▶ EXERCISE INPUTS

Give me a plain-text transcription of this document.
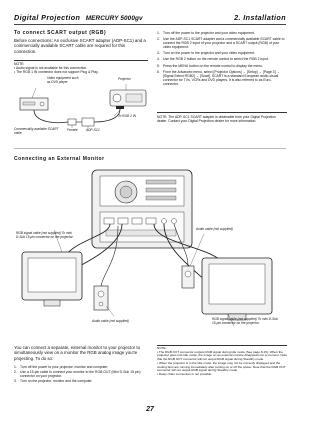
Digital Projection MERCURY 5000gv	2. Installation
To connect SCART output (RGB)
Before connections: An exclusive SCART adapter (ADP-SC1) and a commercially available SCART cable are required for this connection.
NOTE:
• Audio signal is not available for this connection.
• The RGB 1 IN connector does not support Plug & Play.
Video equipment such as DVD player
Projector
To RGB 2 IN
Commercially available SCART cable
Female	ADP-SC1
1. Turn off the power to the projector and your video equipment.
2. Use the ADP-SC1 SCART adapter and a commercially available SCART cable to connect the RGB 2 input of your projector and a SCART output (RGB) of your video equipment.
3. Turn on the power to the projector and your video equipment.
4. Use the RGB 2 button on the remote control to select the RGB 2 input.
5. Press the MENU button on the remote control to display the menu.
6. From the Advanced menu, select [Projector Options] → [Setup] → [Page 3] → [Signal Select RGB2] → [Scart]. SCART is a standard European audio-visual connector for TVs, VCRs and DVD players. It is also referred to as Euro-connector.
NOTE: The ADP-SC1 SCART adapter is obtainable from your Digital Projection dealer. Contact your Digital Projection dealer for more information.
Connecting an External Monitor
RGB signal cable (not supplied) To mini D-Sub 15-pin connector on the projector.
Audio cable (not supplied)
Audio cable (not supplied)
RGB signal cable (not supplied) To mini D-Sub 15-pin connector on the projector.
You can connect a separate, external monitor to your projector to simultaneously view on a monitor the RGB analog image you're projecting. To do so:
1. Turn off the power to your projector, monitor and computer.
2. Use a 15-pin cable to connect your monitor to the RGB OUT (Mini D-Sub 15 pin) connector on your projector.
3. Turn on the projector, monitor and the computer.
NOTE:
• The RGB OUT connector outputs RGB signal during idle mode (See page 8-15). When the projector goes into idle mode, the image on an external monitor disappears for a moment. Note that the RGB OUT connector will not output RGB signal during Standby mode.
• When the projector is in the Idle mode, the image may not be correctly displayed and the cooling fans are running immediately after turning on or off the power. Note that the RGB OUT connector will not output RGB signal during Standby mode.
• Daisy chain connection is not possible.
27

...

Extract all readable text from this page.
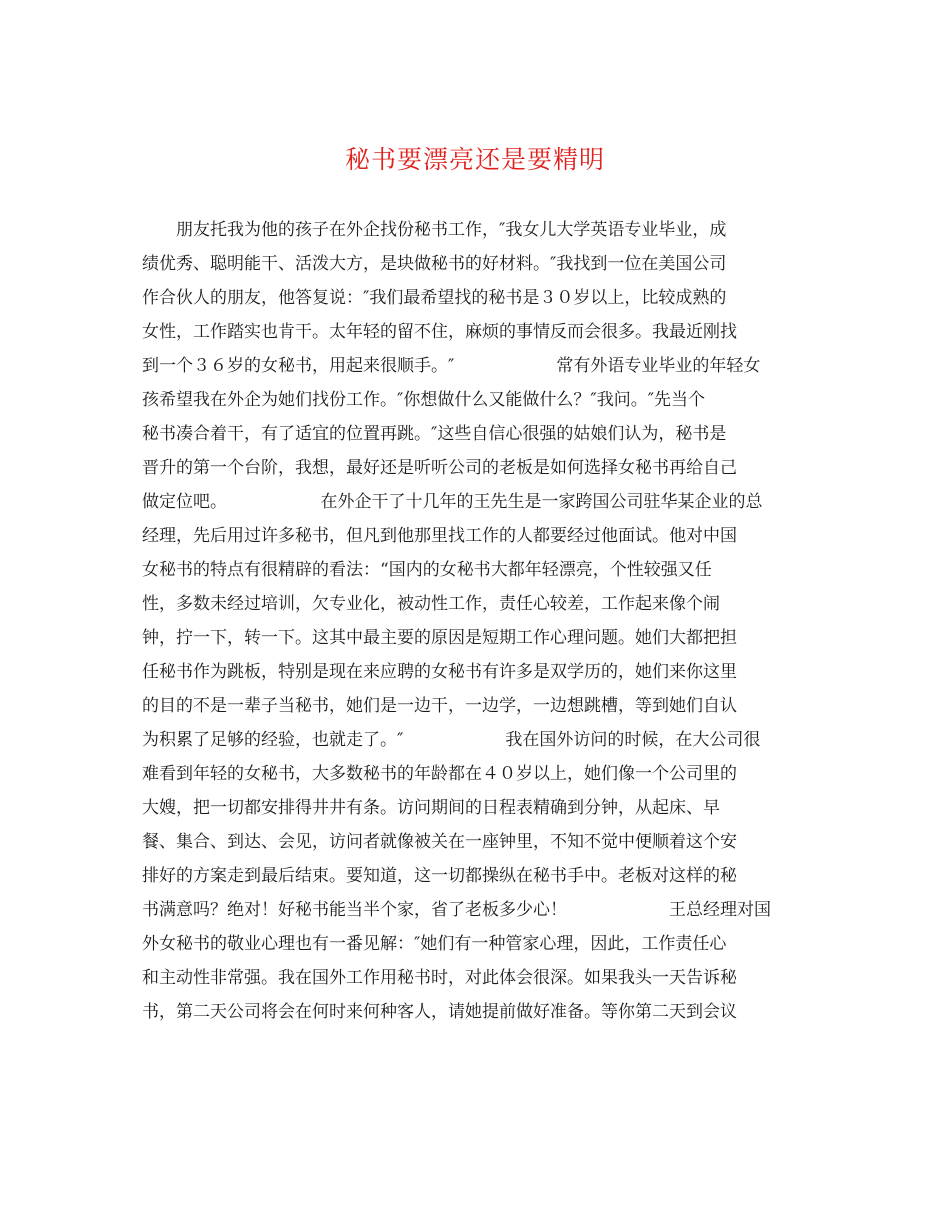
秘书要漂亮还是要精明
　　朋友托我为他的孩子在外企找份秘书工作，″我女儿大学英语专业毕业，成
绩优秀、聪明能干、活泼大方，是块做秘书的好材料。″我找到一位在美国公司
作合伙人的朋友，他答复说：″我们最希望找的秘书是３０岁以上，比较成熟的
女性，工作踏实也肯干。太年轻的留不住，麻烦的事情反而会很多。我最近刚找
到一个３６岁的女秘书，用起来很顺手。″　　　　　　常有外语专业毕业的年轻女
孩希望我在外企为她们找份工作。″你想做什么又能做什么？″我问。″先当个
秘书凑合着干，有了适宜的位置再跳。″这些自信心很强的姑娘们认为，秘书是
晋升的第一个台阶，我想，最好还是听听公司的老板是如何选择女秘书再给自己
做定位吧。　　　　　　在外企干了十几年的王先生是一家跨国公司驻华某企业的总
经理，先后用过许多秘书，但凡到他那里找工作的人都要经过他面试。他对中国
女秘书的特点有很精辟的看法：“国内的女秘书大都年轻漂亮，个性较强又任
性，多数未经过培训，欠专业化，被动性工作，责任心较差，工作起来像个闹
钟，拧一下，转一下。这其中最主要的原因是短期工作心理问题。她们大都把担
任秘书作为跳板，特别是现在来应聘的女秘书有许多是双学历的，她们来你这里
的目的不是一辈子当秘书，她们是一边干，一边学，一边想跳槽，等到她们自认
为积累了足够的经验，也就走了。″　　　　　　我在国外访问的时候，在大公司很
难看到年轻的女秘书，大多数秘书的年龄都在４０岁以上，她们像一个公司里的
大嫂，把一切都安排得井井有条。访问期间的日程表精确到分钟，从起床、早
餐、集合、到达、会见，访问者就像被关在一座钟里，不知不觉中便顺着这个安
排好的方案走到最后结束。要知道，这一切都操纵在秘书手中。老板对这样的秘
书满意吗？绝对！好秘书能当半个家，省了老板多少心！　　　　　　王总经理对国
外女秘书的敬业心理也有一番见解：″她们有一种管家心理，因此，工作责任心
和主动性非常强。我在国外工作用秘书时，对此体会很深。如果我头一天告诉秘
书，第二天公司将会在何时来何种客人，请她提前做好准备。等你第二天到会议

==

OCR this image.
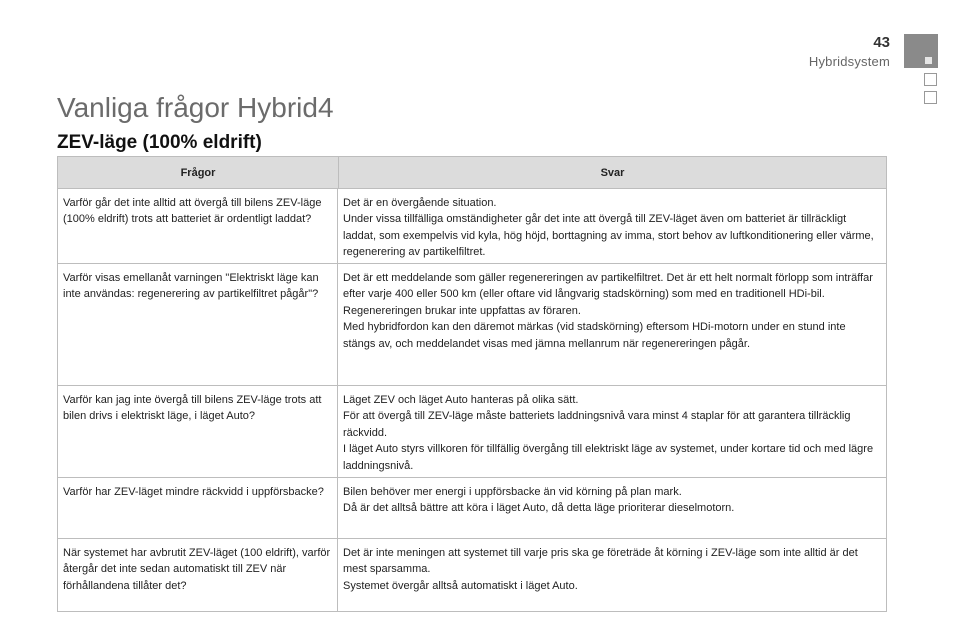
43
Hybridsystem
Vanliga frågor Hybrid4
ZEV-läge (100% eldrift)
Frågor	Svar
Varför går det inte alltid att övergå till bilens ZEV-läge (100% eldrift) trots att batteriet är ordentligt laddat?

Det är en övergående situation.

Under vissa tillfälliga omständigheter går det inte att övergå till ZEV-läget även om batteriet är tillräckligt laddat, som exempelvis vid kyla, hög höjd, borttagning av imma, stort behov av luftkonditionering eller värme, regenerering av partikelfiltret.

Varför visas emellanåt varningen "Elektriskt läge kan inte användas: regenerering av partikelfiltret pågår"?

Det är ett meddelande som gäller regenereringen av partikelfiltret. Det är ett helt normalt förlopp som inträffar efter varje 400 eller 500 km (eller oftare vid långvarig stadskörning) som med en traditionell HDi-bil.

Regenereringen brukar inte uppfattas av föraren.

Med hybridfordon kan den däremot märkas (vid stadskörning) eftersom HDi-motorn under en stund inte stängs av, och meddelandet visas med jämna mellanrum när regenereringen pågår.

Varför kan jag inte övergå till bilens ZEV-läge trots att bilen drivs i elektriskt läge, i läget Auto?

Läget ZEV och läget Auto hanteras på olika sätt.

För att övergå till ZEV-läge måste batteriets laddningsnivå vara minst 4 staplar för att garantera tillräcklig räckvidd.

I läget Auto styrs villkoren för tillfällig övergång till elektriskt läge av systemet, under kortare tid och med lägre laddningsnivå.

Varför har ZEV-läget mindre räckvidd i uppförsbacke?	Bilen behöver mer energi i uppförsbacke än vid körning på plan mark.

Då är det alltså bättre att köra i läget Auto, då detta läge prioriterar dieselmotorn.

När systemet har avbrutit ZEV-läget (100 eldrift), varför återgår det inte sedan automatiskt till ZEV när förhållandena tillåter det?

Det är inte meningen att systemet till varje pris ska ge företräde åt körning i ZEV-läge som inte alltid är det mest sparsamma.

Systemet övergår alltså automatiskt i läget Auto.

▶ WHAT TO PRODUCE
Of the lines in the material, how many include "available"? Respond with the number alone.

▶ FULL SOLUTION
4